● **Dataset items**
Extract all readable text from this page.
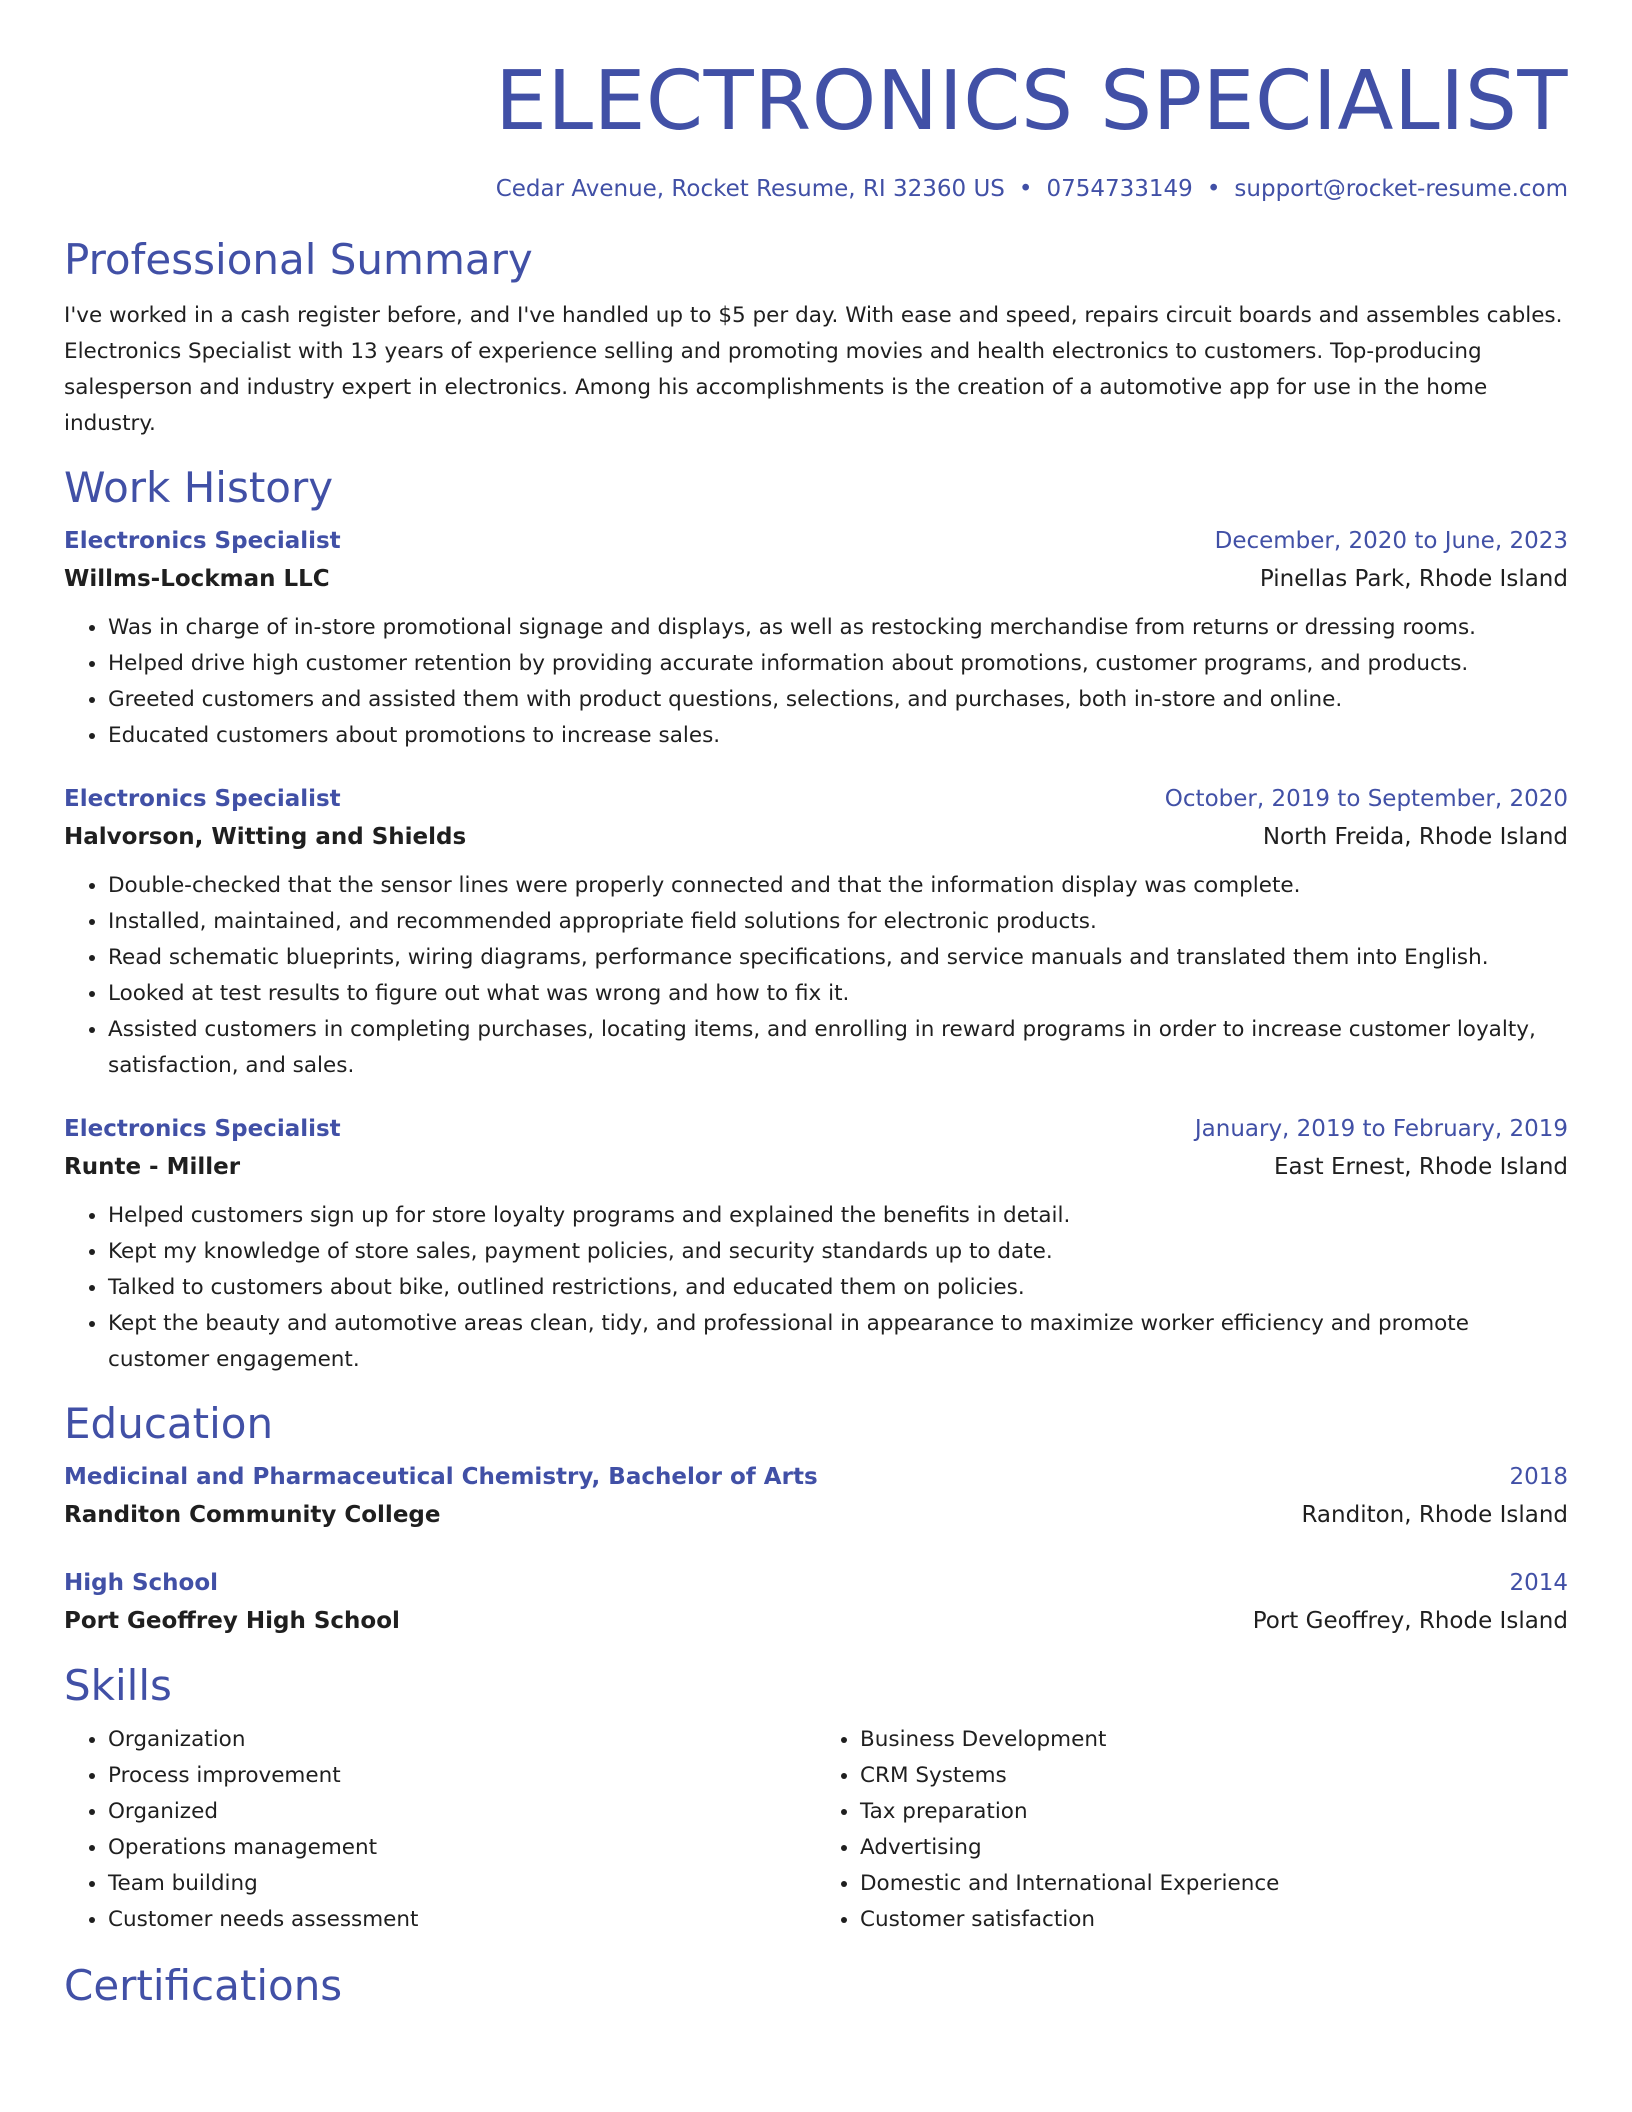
ELECTRONICS SPECIALIST
Cedar Avenue, Rocket Resume, RI 32360 US • 0754733149 • support@rocket-resume.com
Professional Summary

I've worked in a cash register before, and I've handled up to $5 per day. With ease and speed, repairs circuit boards and assembles cables. Electronics Specialist with 13 years of experience selling and promoting movies and health electronics to customers. Top-producing salesperson and industry expert in electronics. Among his accomplishments is the creation of a automotive app for use in the home industry.

Work History
Electronics Specialist	December, 2020 to June, 2023
Willms-Lockman LLC	Pinellas Park, Rhode Island
• Was in charge of in-store promotional signage and displays, as well as restocking merchandise from returns or dressing rooms.
• Helped drive high customer retention by providing accurate information about promotions, customer programs, and products.
• Greeted customers and assisted them with product questions, selections, and purchases, both in-store and online.
• Educated customers about promotions to increase sales.
Electronics Specialist	October, 2019 to September, 2020
Halvorson, Witting and Shields	North Freida, Rhode Island
• Double-checked that the sensor lines were properly connected and that the information display was complete.
• Installed, maintained, and recommended appropriate field solutions for electronic products.
• Read schematic blueprints, wiring diagrams, performance specifications, and service manuals and translated them into English.
• Looked at test results to figure out what was wrong and how to fix it.
• Assisted customers in completing purchases, locating items, and enrolling in reward programs in order to increase customer loyalty, satisfaction, and sales.
Electronics Specialist	January, 2019 to February, 2019
Runte - Miller	East Ernest, Rhode Island
• Helped customers sign up for store loyalty programs and explained the benefits in detail.
• Kept my knowledge of store sales, payment policies, and security standards up to date.
• Talked to customers about bike, outlined restrictions, and educated them on policies.
• Kept the beauty and automotive areas clean, tidy, and professional in appearance to maximize worker efficiency and promote customer engagement.
Education
Medicinal and Pharmaceutical Chemistry, Bachelor of Arts	2018
Randiton Community College	Randiton, Rhode Island
High School	2014
Port Geoffrey High School	Port Geoffrey, Rhode Island
Skills
• Organization
• Process improvement
• Organized
• Operations management
• Team building
• Customer needs assessment
• Business Development
• CRM Systems
• Tax preparation
• Advertising
• Domestic and International Experience
• Customer satisfaction
Certifications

● **Problem statement**
How many lines in the records above contain the word "increase"? Reply with the number alone.

● **Exercise result**
2